_TASK TO CARRY OUT_:
Copy every record exactly, and keep the pictures out.
--- Start RECORDS FOR PROCESSING ---
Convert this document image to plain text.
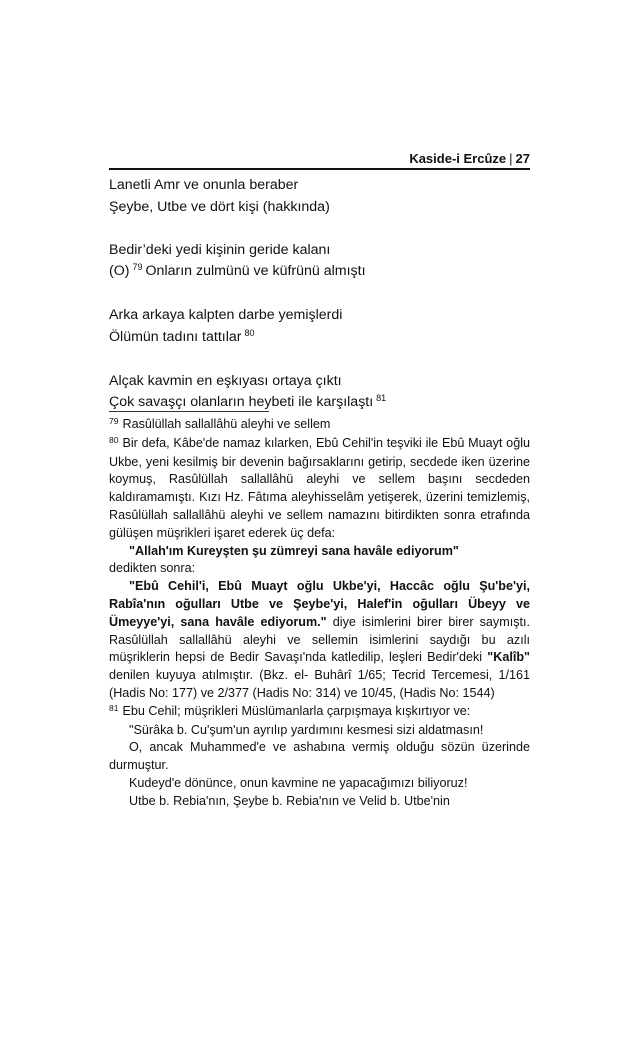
Kaside-i Ercûze | 27
Lanetli Amr ve onunla beraber
Şeybe, Utbe ve dört kişi (hakkında)
Bedir’deki yedi kişinin geride kalanı
(O) $^{79}$ Onların zulmünü ve küfrünü almıştı
Arka arkaya kalpten darbe yemişlerdi
Ölümün tadını tattılar $^{80}$
Alçak kavmin en eşkıyası ortaya çıktı
Çok savaşçı olanların heybeti ile karşılaştı $^{81}$

$^{79}$ Rasûlüllah sallallâhü aleyhi ve sellem

$^{80}$ Bir defa, Kâbe'de namaz kılarken, Ebû Cehil'in teşviki ile Ebû Muayt oğlu Ukbe, yeni kesilmiş bir devenin bağırsaklarını getirip, secdede iken üzerine koymuş, Rasûlüllah sallallâhü aleyhi ve sellem başını secdeden kaldıramamıştı. Kızı Hz. Fâtıma aleyhisselâm yetişerek, üzerini temizlemiş, Rasûlüllah sallallâhü aleyhi ve sellem namazını bitirdikten sonra etrafında gülüşen müşrikleri işaret ederek üç defa:

"Allah'ım Kureyşten şu zümreyi sana havâle ediyorum"

dedikten sonra:

"Ebû Cehil'i, Ebû Muayt oğlu Ukbe'yi, Haccâc oğlu Şu'be'yi, Rabîa'nın oğulları Utbe ve Şeybe'yi, Halef'in oğulları Übeyy ve Ümeyye'yi, sana havâle ediyorum." diye isimlerini birer birer saymıştı. Rasûlüllah sallallâhü aleyhi ve sellemin isimlerini saydığı bu azılı müşriklerin hepsi de Bedir Savaşı'nda katledilip, leşleri Bedir'deki "Kalîb" denilen kuyuya atılmıştır. (Bkz. el- Buhârî 1/65; Tecrid Tercemesi, 1/161 (Hadis No: 177) ve 2/377 (Hadis No: 314) ve 10/45, (Hadis No: 1544)

$^{81}$ Ebu Cehil; müşrikleri Müslümanlarla çarpışmaya kışkırtıyor ve:

"Sürâka b. Cu'şum'un ayrılıp yardımını kesmesi sizi aldatmasın!

O, ancak Muhammed'e ve ashabına vermiş olduğu sözün üzerinde durmuştur.

Kudeyd'e dönünce, onun kavmine ne yapacağımızı biliyoruz!

Utbe b. Rebia'nın, Şeybe b. Rebia'nın ve Velid b. Utbe'nin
--- End RECORDS FOR PROCESSING ---
_EXERCISE OUTPUT_:
Convert this document image to plain text.
Kaside-i Ercûze | 27
Lanetli Amr ve onunla beraber
Şeybe, Utbe ve dört kişi (hakkında)
Bedir’deki yedi kişinin geride kalanı
(O) $^{79}$ Onların zulmünü ve küfrünü almıştı
Arka arkaya kalpten darbe yemişlerdi
Ölümün tadını tattılar $^{80}$
Alçak kavmin en eşkıyası ortaya çıktı
Çok savaşçı olanların heybeti ile karşılaştı $^{81}$

$^{79}$ Rasûlüllah sallallâhü aleyhi ve sellem

$^{80}$ Bir defa, Kâbe'de namaz kılarken, Ebû Cehil'in teşviki ile Ebû Muayt oğlu Ukbe, yeni kesilmiş bir devenin bağırsaklarını getirip, secdede iken üzerine koymuş, Rasûlüllah sallallâhü aleyhi ve sellem başını secdeden kaldıramamıştı. Kızı Hz. Fâtıma aleyhisselâm yetişerek, üzerini temizlemiş, Rasûlüllah sallallâhü aleyhi ve sellem namazını bitirdikten sonra etrafında gülüşen müşrikleri işaret ederek üç defa:

"Allah'ım Kureyşten şu zümreyi sana havâle ediyorum"

dedikten sonra:

"Ebû Cehil'i, Ebû Muayt oğlu Ukbe'yi, Haccâc oğlu Şu'be'yi, Rabîa'nın oğulları Utbe ve Şeybe'yi, Halef'in oğulları Übeyy ve Ümeyye'yi, sana havâle ediyorum." diye isimlerini birer birer saymıştı. Rasûlüllah sallallâhü aleyhi ve sellemin isimlerini saydığı bu azılı müşriklerin hepsi de Bedir Savaşı'nda katledilip, leşleri Bedir'deki "Kalîb" denilen kuyuya atılmıştır. (Bkz. el- Buhârî 1/65; Tecrid Tercemesi, 1/161 (Hadis No: 177) ve 2/377 (Hadis No: 314) ve 10/45, (Hadis No: 1544)

$^{81}$ Ebu Cehil; müşrikleri Müslümanlarla çarpışmaya kışkırtıyor ve:

"Sürâka b. Cu'şum'un ayrılıp yardımını kesmesi sizi aldatmasın!

O, ancak Muhammed'e ve ashabına vermiş olduğu sözün üzerinde durmuştur.

Kudeyd'e dönünce, onun kavmine ne yapacağımızı biliyoruz!

Utbe b. Rebia'nın, Şeybe b. Rebia'nın ve Velid b. Utbe'nin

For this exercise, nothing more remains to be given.